#### Written exercise
Give back the full material, exactly as it reads.

Extracted data entries:
•••••

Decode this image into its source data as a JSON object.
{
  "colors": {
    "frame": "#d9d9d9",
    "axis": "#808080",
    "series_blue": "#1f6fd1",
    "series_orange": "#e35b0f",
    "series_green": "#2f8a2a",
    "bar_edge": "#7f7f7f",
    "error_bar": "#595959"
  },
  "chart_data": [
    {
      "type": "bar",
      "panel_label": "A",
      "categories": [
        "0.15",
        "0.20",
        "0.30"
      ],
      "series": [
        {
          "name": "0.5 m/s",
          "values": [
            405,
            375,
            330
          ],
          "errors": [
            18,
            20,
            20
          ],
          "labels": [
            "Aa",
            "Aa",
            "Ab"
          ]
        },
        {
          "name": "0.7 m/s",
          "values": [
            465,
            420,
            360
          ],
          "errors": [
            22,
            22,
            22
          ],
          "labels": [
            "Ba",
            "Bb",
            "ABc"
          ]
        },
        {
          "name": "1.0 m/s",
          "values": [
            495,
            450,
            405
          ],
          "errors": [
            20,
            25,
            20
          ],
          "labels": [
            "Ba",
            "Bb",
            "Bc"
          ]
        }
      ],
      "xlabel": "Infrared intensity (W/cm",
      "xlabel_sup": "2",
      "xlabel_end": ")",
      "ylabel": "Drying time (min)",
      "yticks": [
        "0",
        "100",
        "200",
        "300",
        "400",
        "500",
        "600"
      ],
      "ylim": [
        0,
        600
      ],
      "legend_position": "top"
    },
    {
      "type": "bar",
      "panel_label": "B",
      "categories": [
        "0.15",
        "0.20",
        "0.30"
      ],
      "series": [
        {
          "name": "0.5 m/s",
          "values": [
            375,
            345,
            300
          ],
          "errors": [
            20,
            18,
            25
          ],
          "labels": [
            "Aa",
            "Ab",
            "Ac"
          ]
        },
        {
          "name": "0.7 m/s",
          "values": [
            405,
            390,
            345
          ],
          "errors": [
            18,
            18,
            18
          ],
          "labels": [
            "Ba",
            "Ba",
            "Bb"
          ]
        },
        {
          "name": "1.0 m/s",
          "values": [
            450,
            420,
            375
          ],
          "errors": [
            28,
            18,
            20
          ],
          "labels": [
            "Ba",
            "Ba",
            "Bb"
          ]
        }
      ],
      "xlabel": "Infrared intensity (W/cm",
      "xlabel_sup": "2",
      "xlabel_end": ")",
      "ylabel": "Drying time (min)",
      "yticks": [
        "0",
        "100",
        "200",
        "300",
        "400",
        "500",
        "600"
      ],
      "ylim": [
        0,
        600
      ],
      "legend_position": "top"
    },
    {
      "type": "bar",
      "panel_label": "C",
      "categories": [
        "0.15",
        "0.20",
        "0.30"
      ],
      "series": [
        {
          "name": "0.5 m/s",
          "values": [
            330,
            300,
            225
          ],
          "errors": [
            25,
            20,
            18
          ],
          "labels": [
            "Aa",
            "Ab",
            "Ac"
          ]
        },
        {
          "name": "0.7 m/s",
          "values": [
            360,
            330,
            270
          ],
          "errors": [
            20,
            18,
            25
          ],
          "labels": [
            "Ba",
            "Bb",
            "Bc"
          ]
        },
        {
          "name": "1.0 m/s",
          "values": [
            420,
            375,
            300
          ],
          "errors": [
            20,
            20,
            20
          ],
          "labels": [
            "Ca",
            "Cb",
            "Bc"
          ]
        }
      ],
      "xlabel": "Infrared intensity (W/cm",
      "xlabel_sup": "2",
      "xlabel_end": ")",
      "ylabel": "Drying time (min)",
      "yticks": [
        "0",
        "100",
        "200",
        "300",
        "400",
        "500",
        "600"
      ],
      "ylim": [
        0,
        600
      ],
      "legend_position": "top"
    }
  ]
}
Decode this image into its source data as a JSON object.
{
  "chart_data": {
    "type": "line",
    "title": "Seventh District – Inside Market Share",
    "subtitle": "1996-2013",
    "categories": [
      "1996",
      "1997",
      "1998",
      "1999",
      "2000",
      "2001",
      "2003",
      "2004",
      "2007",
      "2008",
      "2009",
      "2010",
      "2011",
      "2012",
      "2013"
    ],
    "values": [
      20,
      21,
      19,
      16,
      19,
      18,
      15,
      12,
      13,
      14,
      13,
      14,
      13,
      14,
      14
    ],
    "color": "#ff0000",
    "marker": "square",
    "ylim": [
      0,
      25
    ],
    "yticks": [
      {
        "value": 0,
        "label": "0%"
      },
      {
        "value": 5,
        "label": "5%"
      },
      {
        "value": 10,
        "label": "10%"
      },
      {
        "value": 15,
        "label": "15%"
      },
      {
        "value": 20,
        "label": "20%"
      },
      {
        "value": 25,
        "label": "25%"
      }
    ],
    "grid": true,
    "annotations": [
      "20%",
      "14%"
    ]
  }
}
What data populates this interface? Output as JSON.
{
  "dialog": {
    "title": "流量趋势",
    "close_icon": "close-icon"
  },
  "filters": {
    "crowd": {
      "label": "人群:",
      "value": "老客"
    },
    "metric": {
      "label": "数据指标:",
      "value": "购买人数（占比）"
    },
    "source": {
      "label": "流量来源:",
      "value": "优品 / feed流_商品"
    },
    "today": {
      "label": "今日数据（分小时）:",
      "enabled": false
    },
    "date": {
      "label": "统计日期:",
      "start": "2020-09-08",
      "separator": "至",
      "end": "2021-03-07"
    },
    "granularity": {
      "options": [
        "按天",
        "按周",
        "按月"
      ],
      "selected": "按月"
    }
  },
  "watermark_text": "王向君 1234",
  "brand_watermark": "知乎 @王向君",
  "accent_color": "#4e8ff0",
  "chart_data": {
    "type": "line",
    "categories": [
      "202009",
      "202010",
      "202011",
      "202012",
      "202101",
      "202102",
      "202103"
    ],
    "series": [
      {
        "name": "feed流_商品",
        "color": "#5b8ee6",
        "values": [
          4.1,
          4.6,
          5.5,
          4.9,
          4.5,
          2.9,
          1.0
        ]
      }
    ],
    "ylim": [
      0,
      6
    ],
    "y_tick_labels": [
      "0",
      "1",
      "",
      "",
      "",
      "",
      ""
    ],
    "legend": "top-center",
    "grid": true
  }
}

•••••

#### Worked answer
Decode this image into its source data as a JSON object.
{
  "colors": {
    "frame": "#d9d9d9",
    "axis": "#808080",
    "series_blue": "#1f6fd1",
    "series_orange": "#e35b0f",
    "series_green": "#2f8a2a",
    "bar_edge": "#7f7f7f",
    "error_bar": "#595959"
  },
  "chart_data": [
    {
      "type": "bar",
      "panel_label": "A",
      "categories": [
        "0.15",
        "0.20",
        "0.30"
      ],
      "series": [
        {
          "name": "0.5 m/s",
          "values": [
            405,
            375,
            330
          ],
          "errors": [
            18,
            20,
            20
          ],
          "labels": [
            "Aa",
            "Aa",
            "Ab"
          ]
        },
        {
          "name": "0.7 m/s",
          "values": [
            465,
            420,
            360
          ],
          "errors": [
            22,
            22,
            22
          ],
          "labels": [
            "Ba",
            "Bb",
            "ABc"
          ]
        },
        {
          "name": "1.0 m/s",
          "values": [
            495,
            450,
            405
          ],
          "errors": [
            20,
            25,
            20
          ],
          "labels": [
            "Ba",
            "Bb",
            "Bc"
          ]
        }
      ],
      "xlabel": "Infrared intensity (W/cm",
      "xlabel_sup": "2",
      "xlabel_end": ")",
      "ylabel": "Drying time (min)",
      "yticks": [
        "0",
        "100",
        "200",
        "300",
        "400",
        "500",
        "600"
      ],
      "ylim": [
        0,
        600
      ],
      "legend_position": "top"
    },
    {
      "type": "bar",
      "panel_label": "B",
      "categories": [
        "0.15",
        "0.20",
        "0.30"
      ],
      "series": [
        {
          "name": "0.5 m/s",
          "values": [
            375,
            345,
            300
          ],
          "errors": [
            20,
            18,
            25
          ],
          "labels": [
            "Aa",
            "Ab",
            "Ac"
          ]
        },
        {
          "name": "0.7 m/s",
          "values": [
            405,
            390,
            345
          ],
          "errors": [
            18,
            18,
            18
          ],
          "labels": [
            "Ba",
            "Ba",
            "Bb"
          ]
        },
        {
          "name": "1.0 m/s",
          "values": [
            450,
            420,
            375
          ],
          "errors": [
            28,
            18,
            20
          ],
          "labels": [
            "Ba",
            "Ba",
            "Bb"
          ]
        }
      ],
      "xlabel": "Infrared intensity (W/cm",
      "xlabel_sup": "2",
      "xlabel_end": ")",
      "ylabel": "Drying time (min)",
      "yticks": [
        "0",
        "100",
        "200",
        "300",
        "400",
        "500",
        "600"
      ],
      "ylim": [
        0,
        600
      ],
      "legend_position": "top"
    },
    {
      "type": "bar",
      "panel_label": "C",
      "categories": [
        "0.15",
        "0.20",
        "0.30"
      ],
      "series": [
        {
          "name": "0.5 m/s",
          "values": [
            330,
            300,
            225
          ],
          "errors": [
            25,
            20,
            18
          ],
          "labels": [
            "Aa",
            "Ab",
            "Ac"
          ]
        },
        {
          "name": "0.7 m/s",
          "values": [
            360,
            330,
            270
          ],
          "errors": [
            20,
            18,
            25
          ],
          "labels": [
            "Ba",
            "Bb",
            "Bc"
          ]
        },
        {
          "name": "1.0 m/s",
          "values": [
            420,
            375,
            300
          ],
          "errors": [
            20,
            20,
            20
          ],
          "labels": [
            "Ca",
            "Cb",
            "Bc"
          ]
        }
      ],
      "xlabel": "Infrared intensity (W/cm",
      "xlabel_sup": "2",
      "xlabel_end": ")",
      "ylabel": "Drying time (min)",
      "yticks": [
        "0",
        "100",
        "200",
        "300",
        "400",
        "500",
        "600"
      ],
      "ylim": [
        0,
        600
      ],
      "legend_position": "top"
    }
  ]
}
Decode this image into its source data as a JSON object.
{
  "chart_data": {
    "type": "line",
    "title": "Seventh District – Inside Market Share",
    "subtitle": "1996-2013",
    "categories": [
      "1996",
      "1997",
      "1998",
      "1999",
      "2000",
      "2001",
      "2003",
      "2004",
      "2007",
      "2008",
      "2009",
      "2010",
      "2011",
      "2012",
      "2013"
    ],
    "values": [
      20,
      21,
      19,
      16,
      19,
      18,
      15,
      12,
      13,
      14,
      13,
      14,
      13,
      14,
      14
    ],
    "color": "#ff0000",
    "marker": "square",
    "ylim": [
      0,
      25
    ],
    "yticks": [
      {
        "value": 0,
        "label": "0%"
      },
      {
        "value": 5,
        "label": "5%"
      },
      {
        "value": 10,
        "label": "10%"
      },
      {
        "value": 15,
        "label": "15%"
      },
      {
        "value": 20,
        "label": "20%"
      },
      {
        "value": 25,
        "label": "25%"
      }
    ],
    "grid": true,
    "annotations": [
      "20%",
      "14%"
    ]
  }
}
What data populates this interface? Output as JSON.
{
  "dialog": {
    "title": "流量趋势",
    "close_icon": "close-icon"
  },
  "filters": {
    "crowd": {
      "label": "人群:",
      "value": "老客"
    },
    "metric": {
      "label": "数据指标:",
      "value": "购买人数（占比）"
    },
    "source": {
      "label": "流量来源:",
      "value": "优品 / feed流_商品"
    },
    "today": {
      "label": "今日数据（分小时）:",
      "enabled": false
    },
    "date": {
      "label": "统计日期:",
      "start": "2020-09-08",
      "separator": "至",
      "end": "2021-03-07"
    },
    "granularity": {
      "options": [
        "按天",
        "按周",
        "按月"
      ],
      "selected": "按月"
    }
  },
  "watermark_text": "王向君 1234",
  "brand_watermark": "知乎 @王向君",
  "accent_color": "#4e8ff0",
  "chart_data": {
    "type": "line",
    "categories": [
      "202009",
      "202010",
      "202011",
      "202012",
      "202101",
      "202102",
      "202103"
    ],
    "series": [
      {
        "name": "feed流_商品",
        "color": "#5b8ee6",
        "values": [
          4.1,
          4.6,
          5.5,
          4.9,
          4.5,
          2.9,
          1.0
        ]
      }
    ],
    "ylim": [
      0,
      6
    ],
    "y_tick_labels": [
      "0",
      "1",
      "",
      "",
      "",
      "",
      ""
    ],
    "legend": "top-center",
    "grid": true
  }
}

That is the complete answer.